Given problem
Show every line containing "社会工作者在实务中如何实现对案主的赋权" by copying it.

Given records
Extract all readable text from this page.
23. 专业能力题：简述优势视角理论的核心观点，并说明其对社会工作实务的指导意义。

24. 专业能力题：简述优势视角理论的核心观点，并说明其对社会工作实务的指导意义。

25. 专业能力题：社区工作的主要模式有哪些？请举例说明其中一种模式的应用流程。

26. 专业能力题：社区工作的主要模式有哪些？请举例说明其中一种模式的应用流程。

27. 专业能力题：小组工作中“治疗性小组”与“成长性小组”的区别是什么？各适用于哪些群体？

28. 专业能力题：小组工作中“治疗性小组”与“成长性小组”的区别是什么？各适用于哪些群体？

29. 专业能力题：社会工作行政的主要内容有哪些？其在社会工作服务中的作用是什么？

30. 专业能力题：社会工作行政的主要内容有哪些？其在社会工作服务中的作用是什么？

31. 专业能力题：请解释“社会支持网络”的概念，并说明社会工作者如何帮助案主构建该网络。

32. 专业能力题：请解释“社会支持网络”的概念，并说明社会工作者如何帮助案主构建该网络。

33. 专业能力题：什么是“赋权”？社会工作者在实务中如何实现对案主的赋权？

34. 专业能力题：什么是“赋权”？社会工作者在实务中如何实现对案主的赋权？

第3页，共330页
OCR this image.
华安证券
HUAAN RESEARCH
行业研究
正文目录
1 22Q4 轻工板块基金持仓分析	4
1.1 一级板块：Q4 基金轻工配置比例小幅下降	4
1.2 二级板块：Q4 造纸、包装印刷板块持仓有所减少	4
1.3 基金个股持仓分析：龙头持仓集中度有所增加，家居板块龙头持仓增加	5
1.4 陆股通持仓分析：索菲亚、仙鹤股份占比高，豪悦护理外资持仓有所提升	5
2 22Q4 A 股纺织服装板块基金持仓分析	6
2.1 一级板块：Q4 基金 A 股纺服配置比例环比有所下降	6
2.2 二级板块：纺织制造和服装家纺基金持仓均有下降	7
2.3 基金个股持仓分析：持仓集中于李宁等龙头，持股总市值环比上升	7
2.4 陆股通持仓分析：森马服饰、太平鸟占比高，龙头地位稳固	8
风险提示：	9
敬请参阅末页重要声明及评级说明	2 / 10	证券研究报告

Solution for this task
33. 专业能力题：什么是“赋权”？社会工作者在实务中如何实现对案主的赋权？
34. 专业能力题：什么是“赋权”？社会工作者在实务中如何实现对案主的赋权？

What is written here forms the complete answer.